- **Task instructions**
Make an exact copy of the listing below.

- **Supplied data**
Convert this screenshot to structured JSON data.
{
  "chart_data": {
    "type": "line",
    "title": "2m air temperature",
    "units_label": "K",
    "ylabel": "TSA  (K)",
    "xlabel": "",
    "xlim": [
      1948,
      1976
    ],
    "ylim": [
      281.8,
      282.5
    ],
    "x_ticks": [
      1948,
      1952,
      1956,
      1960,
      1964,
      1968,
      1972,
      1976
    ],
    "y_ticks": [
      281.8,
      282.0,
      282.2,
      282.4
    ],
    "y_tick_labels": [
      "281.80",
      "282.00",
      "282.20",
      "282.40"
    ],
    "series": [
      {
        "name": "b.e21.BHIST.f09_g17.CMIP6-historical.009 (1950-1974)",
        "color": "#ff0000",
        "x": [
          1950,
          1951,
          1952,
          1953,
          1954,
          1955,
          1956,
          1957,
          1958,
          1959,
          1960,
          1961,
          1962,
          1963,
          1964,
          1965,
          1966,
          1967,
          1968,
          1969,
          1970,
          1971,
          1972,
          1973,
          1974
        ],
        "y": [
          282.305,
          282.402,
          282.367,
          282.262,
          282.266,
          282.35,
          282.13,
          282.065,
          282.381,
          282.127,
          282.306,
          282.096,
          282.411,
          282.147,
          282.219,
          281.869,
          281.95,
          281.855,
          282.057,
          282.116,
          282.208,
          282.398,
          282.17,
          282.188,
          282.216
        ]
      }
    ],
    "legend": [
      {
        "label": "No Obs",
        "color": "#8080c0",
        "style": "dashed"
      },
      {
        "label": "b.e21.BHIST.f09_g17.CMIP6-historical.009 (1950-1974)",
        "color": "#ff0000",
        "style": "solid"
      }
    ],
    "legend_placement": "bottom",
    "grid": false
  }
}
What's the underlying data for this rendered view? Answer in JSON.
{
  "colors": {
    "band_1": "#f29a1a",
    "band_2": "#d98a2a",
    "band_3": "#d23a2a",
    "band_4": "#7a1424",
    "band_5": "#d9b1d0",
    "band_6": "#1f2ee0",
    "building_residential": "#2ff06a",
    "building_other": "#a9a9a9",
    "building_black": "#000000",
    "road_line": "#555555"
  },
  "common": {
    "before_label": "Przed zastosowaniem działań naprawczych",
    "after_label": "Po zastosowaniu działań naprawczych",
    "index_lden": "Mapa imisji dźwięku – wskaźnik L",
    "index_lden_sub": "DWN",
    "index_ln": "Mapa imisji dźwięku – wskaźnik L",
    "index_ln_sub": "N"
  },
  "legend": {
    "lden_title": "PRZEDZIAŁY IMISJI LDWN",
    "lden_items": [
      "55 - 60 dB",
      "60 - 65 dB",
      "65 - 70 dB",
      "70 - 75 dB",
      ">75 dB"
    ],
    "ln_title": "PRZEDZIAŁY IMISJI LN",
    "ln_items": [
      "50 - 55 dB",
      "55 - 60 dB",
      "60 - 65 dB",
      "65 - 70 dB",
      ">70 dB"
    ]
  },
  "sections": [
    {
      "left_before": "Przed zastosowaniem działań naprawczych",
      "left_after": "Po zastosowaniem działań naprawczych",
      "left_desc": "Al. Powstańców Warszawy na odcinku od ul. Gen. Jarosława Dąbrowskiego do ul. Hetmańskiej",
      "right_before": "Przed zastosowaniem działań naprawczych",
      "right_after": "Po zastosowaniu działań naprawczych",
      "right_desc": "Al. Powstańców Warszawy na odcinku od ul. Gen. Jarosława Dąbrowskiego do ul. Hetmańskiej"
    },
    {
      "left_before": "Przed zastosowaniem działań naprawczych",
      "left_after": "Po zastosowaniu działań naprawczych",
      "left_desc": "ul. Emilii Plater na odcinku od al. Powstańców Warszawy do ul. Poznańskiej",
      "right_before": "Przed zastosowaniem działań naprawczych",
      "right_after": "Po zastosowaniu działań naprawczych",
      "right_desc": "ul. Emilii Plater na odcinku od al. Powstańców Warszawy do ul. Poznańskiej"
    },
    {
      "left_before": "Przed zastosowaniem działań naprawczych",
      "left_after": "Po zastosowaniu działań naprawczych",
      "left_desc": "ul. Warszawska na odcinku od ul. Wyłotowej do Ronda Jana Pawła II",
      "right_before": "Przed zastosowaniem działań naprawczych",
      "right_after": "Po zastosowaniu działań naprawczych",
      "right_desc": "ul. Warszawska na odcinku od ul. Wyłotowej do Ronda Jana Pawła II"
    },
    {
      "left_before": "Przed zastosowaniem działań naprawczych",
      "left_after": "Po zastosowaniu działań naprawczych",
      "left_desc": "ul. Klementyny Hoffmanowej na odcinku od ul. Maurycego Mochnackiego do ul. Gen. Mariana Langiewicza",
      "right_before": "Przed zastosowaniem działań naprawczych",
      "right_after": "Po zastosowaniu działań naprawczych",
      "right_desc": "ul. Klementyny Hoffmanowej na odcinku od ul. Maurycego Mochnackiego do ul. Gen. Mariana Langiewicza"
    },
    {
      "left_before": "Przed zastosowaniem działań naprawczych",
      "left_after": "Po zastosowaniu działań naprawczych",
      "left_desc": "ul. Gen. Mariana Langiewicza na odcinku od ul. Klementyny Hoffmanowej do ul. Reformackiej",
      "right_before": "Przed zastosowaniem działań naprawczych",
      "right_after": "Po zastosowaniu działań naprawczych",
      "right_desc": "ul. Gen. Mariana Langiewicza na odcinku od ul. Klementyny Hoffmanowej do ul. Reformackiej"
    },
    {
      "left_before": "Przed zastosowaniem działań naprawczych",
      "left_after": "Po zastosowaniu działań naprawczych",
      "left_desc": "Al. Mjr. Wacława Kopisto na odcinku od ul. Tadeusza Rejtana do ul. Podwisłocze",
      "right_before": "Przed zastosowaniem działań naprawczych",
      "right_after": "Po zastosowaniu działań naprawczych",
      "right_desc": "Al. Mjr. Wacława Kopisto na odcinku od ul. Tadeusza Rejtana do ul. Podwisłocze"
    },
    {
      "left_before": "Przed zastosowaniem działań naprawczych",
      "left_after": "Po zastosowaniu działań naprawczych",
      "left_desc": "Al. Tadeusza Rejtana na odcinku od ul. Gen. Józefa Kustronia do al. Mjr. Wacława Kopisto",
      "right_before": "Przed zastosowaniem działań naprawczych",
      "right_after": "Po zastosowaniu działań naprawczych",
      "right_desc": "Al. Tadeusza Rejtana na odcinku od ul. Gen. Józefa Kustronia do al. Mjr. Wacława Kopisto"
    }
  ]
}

- **Result of the exercise**
Convert this screenshot to structured JSON data.
{
  "chart_data": {
    "type": "line",
    "title": "2m air temperature",
    "units_label": "K",
    "ylabel": "TSA  (K)",
    "xlabel": "",
    "xlim": [
      1948,
      1976
    ],
    "ylim": [
      281.8,
      282.5
    ],
    "x_ticks": [
      1948,
      1952,
      1956,
      1960,
      1964,
      1968,
      1972,
      1976
    ],
    "y_ticks": [
      281.8,
      282.0,
      282.2,
      282.4
    ],
    "y_tick_labels": [
      "281.80",
      "282.00",
      "282.20",
      "282.40"
    ],
    "series": [
      {
        "name": "b.e21.BHIST.f09_g17.CMIP6-historical.009 (1950-1974)",
        "color": "#ff0000",
        "x": [
          1950,
          1951,
          1952,
          1953,
          1954,
          1955,
          1956,
          1957,
          1958,
          1959,
          1960,
          1961,
          1962,
          1963,
          1964,
          1965,
          1966,
          1967,
          1968,
          1969,
          1970,
          1971,
          1972,
          1973,
          1974
        ],
        "y": [
          282.305,
          282.402,
          282.367,
          282.262,
          282.266,
          282.35,
          282.13,
          282.065,
          282.381,
          282.127,
          282.306,
          282.096,
          282.411,
          282.147,
          282.219,
          281.869,
          281.95,
          281.855,
          282.057,
          282.116,
          282.208,
          282.398,
          282.17,
          282.188,
          282.216
        ]
      }
    ],
    "legend": [
      {
        "label": "No Obs",
        "color": "#8080c0",
        "style": "dashed"
      },
      {
        "label": "b.e21.BHIST.f09_g17.CMIP6-historical.009 (1950-1974)",
        "color": "#ff0000",
        "style": "solid"
      }
    ],
    "legend_placement": "bottom",
    "grid": false
  }
}
What's the underlying data for this rendered view? Answer in JSON.
{
  "colors": {
    "band_1": "#f29a1a",
    "band_2": "#d98a2a",
    "band_3": "#d23a2a",
    "band_4": "#7a1424",
    "band_5": "#d9b1d0",
    "band_6": "#1f2ee0",
    "building_residential": "#2ff06a",
    "building_other": "#a9a9a9",
    "building_black": "#000000",
    "road_line": "#555555"
  },
  "common": {
    "before_label": "Przed zastosowaniem działań naprawczych",
    "after_label": "Po zastosowaniu działań naprawczych",
    "index_lden": "Mapa imisji dźwięku – wskaźnik L",
    "index_lden_sub": "DWN",
    "index_ln": "Mapa imisji dźwięku – wskaźnik L",
    "index_ln_sub": "N"
  },
  "legend": {
    "lden_title": "PRZEDZIAŁY IMISJI LDWN",
    "lden_items": [
      "55 - 60 dB",
      "60 - 65 dB",
      "65 - 70 dB",
      "70 - 75 dB",
      ">75 dB"
    ],
    "ln_title": "PRZEDZIAŁY IMISJI LN",
    "ln_items": [
      "50 - 55 dB",
      "55 - 60 dB",
      "60 - 65 dB",
      "65 - 70 dB",
      ">70 dB"
    ]
  },
  "sections": [
    {
      "left_before": "Przed zastosowaniem działań naprawczych",
      "left_after": "Po zastosowaniem działań naprawczych",
      "left_desc": "Al. Powstańców Warszawy na odcinku od ul. Gen. Jarosława Dąbrowskiego do ul. Hetmańskiej",
      "right_before": "Przed zastosowaniem działań naprawczych",
      "right_after": "Po zastosowaniu działań naprawczych",
      "right_desc": "Al. Powstańców Warszawy na odcinku od ul. Gen. Jarosława Dąbrowskiego do ul. Hetmańskiej"
    },
    {
      "left_before": "Przed zastosowaniem działań naprawczych",
      "left_after": "Po zastosowaniu działań naprawczych",
      "left_desc": "ul. Emilii Plater na odcinku od al. Powstańców Warszawy do ul. Poznańskiej",
      "right_before": "Przed zastosowaniem działań naprawczych",
      "right_after": "Po zastosowaniu działań naprawczych",
      "right_desc": "ul. Emilii Plater na odcinku od al. Powstańców Warszawy do ul. Poznańskiej"
    },
    {
      "left_before": "Przed zastosowaniem działań naprawczych",
      "left_after": "Po zastosowaniu działań naprawczych",
      "left_desc": "ul. Warszawska na odcinku od ul. Wyłotowej do Ronda Jana Pawła II",
      "right_before": "Przed zastosowaniem działań naprawczych",
      "right_after": "Po zastosowaniu działań naprawczych",
      "right_desc": "ul. Warszawska na odcinku od ul. Wyłotowej do Ronda Jana Pawła II"
    },
    {
      "left_before": "Przed zastosowaniem działań naprawczych",
      "left_after": "Po zastosowaniu działań naprawczych",
      "left_desc": "ul. Klementyny Hoffmanowej na odcinku od ul. Maurycego Mochnackiego do ul. Gen. Mariana Langiewicza",
      "right_before": "Przed zastosowaniem działań naprawczych",
      "right_after": "Po zastosowaniu działań naprawczych",
      "right_desc": "ul. Klementyny Hoffmanowej na odcinku od ul. Maurycego Mochnackiego do ul. Gen. Mariana Langiewicza"
    },
    {
      "left_before": "Przed zastosowaniem działań naprawczych",
      "left_after": "Po zastosowaniu działań naprawczych",
      "left_desc": "ul. Gen. Mariana Langiewicza na odcinku od ul. Klementyny Hoffmanowej do ul. Reformackiej",
      "right_before": "Przed zastosowaniem działań naprawczych",
      "right_after": "Po zastosowaniu działań naprawczych",
      "right_desc": "ul. Gen. Mariana Langiewicza na odcinku od ul. Klementyny Hoffmanowej do ul. Reformackiej"
    },
    {
      "left_before": "Przed zastosowaniem działań naprawczych",
      "left_after": "Po zastosowaniu działań naprawczych",
      "left_desc": "Al. Mjr. Wacława Kopisto na odcinku od ul. Tadeusza Rejtana do ul. Podwisłocze",
      "right_before": "Przed zastosowaniem działań naprawczych",
      "right_after": "Po zastosowaniu działań naprawczych",
      "right_desc": "Al. Mjr. Wacława Kopisto na odcinku od ul. Tadeusza Rejtana do ul. Podwisłocze"
    },
    {
      "left_before": "Przed zastosowaniem działań naprawczych",
      "left_after": "Po zastosowaniu działań naprawczych",
      "left_desc": "Al. Tadeusza Rejtana na odcinku od ul. Gen. Józefa Kustronia do al. Mjr. Wacława Kopisto",
      "right_before": "Przed zastosowaniem działań naprawczych",
      "right_after": "Po zastosowaniu działań naprawczych",
      "right_desc": "Al. Tadeusza Rejtana na odcinku od ul. Gen. Józefa Kustronia do al. Mjr. Wacława Kopisto"
    }
  ]
}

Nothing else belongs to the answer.